(Stored data entries)
==================================================
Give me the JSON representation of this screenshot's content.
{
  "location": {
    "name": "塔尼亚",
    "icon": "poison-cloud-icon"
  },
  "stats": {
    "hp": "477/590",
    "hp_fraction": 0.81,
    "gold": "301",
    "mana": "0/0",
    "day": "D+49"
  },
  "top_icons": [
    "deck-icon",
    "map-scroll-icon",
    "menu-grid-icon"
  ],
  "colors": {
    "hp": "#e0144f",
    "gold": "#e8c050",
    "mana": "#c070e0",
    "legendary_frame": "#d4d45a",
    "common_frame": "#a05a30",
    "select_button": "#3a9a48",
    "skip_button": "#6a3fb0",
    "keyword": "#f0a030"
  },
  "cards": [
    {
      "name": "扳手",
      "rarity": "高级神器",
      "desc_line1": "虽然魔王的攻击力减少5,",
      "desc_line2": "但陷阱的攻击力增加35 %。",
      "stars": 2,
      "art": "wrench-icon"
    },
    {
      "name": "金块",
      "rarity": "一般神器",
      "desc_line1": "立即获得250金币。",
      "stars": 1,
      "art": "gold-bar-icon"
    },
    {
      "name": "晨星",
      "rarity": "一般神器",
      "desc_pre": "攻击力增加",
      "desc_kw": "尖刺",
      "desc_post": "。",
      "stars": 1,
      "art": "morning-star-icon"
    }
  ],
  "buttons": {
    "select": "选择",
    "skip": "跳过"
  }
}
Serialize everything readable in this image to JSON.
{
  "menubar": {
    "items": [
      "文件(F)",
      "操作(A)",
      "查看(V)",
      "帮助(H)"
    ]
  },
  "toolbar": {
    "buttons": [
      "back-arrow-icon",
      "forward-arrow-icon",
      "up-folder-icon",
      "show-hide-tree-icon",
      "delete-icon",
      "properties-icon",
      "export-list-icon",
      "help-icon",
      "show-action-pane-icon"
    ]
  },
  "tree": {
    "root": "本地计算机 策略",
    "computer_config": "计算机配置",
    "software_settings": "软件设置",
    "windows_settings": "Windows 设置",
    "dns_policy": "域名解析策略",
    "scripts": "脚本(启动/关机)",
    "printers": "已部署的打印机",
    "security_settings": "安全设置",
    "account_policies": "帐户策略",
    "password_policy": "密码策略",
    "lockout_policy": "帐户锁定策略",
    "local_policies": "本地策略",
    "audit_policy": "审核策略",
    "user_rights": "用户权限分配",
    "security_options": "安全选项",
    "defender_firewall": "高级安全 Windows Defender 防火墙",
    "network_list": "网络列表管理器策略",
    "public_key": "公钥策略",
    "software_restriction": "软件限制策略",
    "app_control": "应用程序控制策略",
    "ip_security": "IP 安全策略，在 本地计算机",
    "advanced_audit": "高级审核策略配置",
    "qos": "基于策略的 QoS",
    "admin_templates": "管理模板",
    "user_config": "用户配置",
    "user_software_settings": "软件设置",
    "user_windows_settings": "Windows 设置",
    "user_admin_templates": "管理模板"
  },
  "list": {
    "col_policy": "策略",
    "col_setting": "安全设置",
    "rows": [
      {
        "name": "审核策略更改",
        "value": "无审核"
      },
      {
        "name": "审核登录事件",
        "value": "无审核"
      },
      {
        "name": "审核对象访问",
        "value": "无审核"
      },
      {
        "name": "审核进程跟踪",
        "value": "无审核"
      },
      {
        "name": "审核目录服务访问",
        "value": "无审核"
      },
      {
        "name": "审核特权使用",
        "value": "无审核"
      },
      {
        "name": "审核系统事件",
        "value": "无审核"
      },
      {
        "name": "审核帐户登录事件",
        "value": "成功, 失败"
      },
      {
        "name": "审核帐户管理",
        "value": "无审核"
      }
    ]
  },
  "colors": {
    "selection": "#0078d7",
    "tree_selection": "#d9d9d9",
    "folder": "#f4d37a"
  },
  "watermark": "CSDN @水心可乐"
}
==================================================
▸ TASK OBJECTIVE
Each line of the material must be restated exactly.

▸ REPLY TO THE TASK
Give me the JSON representation of this screenshot's content.
{
  "location": {
    "name": "塔尼亚",
    "icon": "poison-cloud-icon"
  },
  "stats": {
    "hp": "477/590",
    "hp_fraction": 0.81,
    "gold": "301",
    "mana": "0/0",
    "day": "D+49"
  },
  "top_icons": [
    "deck-icon",
    "map-scroll-icon",
    "menu-grid-icon"
  ],
  "colors": {
    "hp": "#e0144f",
    "gold": "#e8c050",
    "mana": "#c070e0",
    "legendary_frame": "#d4d45a",
    "common_frame": "#a05a30",
    "select_button": "#3a9a48",
    "skip_button": "#6a3fb0",
    "keyword": "#f0a030"
  },
  "cards": [
    {
      "name": "扳手",
      "rarity": "高级神器",
      "desc_line1": "虽然魔王的攻击力减少5,",
      "desc_line2": "但陷阱的攻击力增加35 %。",
      "stars": 2,
      "art": "wrench-icon"
    },
    {
      "name": "金块",
      "rarity": "一般神器",
      "desc_line1": "立即获得250金币。",
      "stars": 1,
      "art": "gold-bar-icon"
    },
    {
      "name": "晨星",
      "rarity": "一般神器",
      "desc_pre": "攻击力增加",
      "desc_kw": "尖刺",
      "desc_post": "。",
      "stars": 1,
      "art": "morning-star-icon"
    }
  ],
  "buttons": {
    "select": "选择",
    "skip": "跳过"
  }
}
Serialize everything readable in this image to JSON.
{
  "menubar": {
    "items": [
      "文件(F)",
      "操作(A)",
      "查看(V)",
      "帮助(H)"
    ]
  },
  "toolbar": {
    "buttons": [
      "back-arrow-icon",
      "forward-arrow-icon",
      "up-folder-icon",
      "show-hide-tree-icon",
      "delete-icon",
      "properties-icon",
      "export-list-icon",
      "help-icon",
      "show-action-pane-icon"
    ]
  },
  "tree": {
    "root": "本地计算机 策略",
    "computer_config": "计算机配置",
    "software_settings": "软件设置",
    "windows_settings": "Windows 设置",
    "dns_policy": "域名解析策略",
    "scripts": "脚本(启动/关机)",
    "printers": "已部署的打印机",
    "security_settings": "安全设置",
    "account_policies": "帐户策略",
    "password_policy": "密码策略",
    "lockout_policy": "帐户锁定策略",
    "local_policies": "本地策略",
    "audit_policy": "审核策略",
    "user_rights": "用户权限分配",
    "security_options": "安全选项",
    "defender_firewall": "高级安全 Windows Defender 防火墙",
    "network_list": "网络列表管理器策略",
    "public_key": "公钥策略",
    "software_restriction": "软件限制策略",
    "app_control": "应用程序控制策略",
    "ip_security": "IP 安全策略，在 本地计算机",
    "advanced_audit": "高级审核策略配置",
    "qos": "基于策略的 QoS",
    "admin_templates": "管理模板",
    "user_config": "用户配置",
    "user_software_settings": "软件设置",
    "user_windows_settings": "Windows 设置",
    "user_admin_templates": "管理模板"
  },
  "list": {
    "col_policy": "策略",
    "col_setting": "安全设置",
    "rows": [
      {
        "name": "审核策略更改",
        "value": "无审核"
      },
      {
        "name": "审核登录事件",
        "value": "无审核"
      },
      {
        "name": "审核对象访问",
        "value": "无审核"
      },
      {
        "name": "审核进程跟踪",
        "value": "无审核"
      },
      {
        "name": "审核目录服务访问",
        "value": "无审核"
      },
      {
        "name": "审核特权使用",
        "value": "无审核"
      },
      {
        "name": "审核系统事件",
        "value": "无审核"
      },
      {
        "name": "审核帐户登录事件",
        "value": "成功, 失败"
      },
      {
        "name": "审核帐户管理",
        "value": "无审核"
      }
    ]
  },
  "colors": {
    "selection": "#0078d7",
    "tree_selection": "#d9d9d9",
    "folder": "#f4d37a"
  },
  "watermark": "CSDN @水心可乐"
}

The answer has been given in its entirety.